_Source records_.

◆ ◆ ◆ ◆

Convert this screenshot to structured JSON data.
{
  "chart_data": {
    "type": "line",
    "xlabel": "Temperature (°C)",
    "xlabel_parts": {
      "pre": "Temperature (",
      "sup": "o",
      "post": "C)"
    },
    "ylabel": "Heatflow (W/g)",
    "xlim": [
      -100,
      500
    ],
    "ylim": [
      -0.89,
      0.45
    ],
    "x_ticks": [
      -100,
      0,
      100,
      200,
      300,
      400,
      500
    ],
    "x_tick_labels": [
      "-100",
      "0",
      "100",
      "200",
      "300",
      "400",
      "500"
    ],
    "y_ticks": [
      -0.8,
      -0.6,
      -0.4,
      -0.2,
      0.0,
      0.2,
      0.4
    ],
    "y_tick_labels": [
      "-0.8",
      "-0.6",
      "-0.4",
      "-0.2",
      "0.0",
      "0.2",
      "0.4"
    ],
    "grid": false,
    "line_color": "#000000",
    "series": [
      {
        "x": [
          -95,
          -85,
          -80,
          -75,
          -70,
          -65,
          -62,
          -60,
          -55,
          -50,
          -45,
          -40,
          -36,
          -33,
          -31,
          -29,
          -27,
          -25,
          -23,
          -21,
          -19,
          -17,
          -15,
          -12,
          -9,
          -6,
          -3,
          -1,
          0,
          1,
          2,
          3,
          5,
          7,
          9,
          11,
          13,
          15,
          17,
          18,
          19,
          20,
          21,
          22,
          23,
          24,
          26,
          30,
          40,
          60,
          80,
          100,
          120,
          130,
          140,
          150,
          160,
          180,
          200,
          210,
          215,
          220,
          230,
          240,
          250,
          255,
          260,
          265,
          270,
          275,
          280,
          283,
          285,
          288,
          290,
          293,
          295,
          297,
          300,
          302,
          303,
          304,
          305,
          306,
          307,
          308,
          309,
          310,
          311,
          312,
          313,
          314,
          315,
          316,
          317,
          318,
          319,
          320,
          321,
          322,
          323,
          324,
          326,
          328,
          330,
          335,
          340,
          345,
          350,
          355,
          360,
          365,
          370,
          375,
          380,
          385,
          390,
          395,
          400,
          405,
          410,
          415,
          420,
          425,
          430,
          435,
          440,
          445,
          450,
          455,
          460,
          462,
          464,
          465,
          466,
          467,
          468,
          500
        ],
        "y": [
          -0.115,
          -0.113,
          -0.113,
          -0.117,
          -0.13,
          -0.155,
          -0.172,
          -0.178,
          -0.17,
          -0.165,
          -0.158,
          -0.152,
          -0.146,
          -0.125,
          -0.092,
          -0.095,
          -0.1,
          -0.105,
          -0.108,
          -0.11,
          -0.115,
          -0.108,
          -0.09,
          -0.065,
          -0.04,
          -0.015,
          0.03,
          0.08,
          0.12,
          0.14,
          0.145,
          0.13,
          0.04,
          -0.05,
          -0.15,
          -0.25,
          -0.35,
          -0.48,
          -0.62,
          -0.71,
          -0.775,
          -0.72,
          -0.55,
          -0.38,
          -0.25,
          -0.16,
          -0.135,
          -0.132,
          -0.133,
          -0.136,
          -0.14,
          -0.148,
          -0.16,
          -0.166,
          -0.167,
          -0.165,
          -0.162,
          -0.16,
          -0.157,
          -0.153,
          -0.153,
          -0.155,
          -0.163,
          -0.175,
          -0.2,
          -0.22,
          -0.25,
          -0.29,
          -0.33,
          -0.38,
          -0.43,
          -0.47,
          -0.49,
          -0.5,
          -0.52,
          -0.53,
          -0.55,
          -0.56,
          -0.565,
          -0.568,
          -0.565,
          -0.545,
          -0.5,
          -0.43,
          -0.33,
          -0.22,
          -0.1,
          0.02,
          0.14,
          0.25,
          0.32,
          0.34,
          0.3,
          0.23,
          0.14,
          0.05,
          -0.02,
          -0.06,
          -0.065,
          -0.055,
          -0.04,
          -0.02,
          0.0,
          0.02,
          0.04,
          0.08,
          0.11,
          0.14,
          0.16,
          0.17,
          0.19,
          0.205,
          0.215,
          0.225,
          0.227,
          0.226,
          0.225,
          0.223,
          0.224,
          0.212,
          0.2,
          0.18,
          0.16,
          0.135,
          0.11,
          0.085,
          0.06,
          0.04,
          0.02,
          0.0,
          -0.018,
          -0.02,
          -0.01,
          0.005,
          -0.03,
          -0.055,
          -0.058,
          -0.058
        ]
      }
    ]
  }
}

◆ ◆ ◆ ◆

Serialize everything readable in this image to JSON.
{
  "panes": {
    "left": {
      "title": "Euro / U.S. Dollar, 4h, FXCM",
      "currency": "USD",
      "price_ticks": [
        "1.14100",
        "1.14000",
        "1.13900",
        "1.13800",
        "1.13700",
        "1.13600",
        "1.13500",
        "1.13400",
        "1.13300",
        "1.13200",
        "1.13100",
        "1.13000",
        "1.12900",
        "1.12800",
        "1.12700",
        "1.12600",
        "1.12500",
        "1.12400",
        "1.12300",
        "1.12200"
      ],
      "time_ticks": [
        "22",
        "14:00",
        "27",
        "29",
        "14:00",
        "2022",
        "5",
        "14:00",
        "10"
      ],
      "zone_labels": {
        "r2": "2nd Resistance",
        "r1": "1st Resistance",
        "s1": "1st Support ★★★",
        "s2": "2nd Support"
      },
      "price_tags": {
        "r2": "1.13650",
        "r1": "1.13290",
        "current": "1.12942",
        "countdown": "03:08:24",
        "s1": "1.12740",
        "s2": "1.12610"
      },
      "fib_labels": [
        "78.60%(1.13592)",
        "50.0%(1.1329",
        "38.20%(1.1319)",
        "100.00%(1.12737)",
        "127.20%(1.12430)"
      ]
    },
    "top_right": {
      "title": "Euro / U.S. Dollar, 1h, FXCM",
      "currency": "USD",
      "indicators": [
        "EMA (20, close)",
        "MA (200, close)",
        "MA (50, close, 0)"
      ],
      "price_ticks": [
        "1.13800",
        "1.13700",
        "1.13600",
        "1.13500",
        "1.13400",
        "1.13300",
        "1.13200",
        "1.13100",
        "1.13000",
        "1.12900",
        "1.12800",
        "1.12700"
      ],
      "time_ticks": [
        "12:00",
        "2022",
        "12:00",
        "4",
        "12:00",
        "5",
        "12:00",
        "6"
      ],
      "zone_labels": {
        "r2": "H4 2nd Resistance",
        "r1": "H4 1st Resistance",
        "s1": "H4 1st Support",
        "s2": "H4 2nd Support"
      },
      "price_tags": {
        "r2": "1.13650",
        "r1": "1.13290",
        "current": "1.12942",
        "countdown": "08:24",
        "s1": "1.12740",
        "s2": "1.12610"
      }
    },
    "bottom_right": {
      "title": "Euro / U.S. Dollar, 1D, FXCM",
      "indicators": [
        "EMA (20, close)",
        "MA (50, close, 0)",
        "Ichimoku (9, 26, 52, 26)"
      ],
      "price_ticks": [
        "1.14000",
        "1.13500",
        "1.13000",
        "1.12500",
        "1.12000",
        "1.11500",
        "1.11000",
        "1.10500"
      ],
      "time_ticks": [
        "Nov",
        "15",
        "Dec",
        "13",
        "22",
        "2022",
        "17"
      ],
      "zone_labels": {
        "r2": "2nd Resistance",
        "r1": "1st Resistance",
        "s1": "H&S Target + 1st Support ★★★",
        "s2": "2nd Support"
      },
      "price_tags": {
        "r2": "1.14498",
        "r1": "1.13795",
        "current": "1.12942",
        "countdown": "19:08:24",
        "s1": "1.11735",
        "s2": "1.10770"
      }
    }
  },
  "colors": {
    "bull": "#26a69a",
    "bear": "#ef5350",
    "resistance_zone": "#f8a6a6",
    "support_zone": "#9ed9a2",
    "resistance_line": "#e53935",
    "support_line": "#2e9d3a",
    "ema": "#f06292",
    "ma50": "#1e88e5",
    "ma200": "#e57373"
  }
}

◆ ◆ ◆ ◆

_OBJECTIVE_. Give only the count of lines in the data that include the string "Euro".

_ANSWER TO THIS EXERCISE_. 3